▸ What is required
Report the count of lines containing the word "sand" in the entries below, and nothing more.

▸ Stored data
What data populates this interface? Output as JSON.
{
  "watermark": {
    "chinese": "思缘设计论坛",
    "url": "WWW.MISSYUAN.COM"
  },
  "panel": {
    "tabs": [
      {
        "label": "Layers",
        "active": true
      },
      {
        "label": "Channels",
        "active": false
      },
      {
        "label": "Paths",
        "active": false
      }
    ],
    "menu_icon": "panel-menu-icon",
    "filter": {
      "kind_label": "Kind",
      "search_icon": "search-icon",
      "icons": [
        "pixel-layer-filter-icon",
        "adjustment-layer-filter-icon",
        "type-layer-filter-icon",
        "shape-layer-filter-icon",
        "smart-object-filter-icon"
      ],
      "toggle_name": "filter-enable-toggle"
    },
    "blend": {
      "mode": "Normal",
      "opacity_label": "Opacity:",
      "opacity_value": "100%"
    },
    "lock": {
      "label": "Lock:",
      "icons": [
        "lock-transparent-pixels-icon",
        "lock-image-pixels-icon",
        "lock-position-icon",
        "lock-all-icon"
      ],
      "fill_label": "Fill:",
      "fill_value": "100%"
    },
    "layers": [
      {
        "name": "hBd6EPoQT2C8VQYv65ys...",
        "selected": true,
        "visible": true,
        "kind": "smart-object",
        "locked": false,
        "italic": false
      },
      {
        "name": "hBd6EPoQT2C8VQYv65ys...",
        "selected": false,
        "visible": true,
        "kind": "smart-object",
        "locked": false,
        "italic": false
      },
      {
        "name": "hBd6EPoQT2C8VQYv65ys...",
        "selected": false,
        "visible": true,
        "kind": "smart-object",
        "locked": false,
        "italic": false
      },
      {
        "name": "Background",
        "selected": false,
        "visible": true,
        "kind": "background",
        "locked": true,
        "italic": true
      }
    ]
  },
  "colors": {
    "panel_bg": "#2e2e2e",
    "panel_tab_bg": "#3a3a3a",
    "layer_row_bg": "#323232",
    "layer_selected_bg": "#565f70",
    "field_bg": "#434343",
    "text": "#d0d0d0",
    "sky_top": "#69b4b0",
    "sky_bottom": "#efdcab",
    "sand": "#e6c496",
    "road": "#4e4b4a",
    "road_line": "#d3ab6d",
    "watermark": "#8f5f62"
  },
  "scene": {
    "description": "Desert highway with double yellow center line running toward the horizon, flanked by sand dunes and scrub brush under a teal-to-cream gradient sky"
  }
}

▸ The reply
2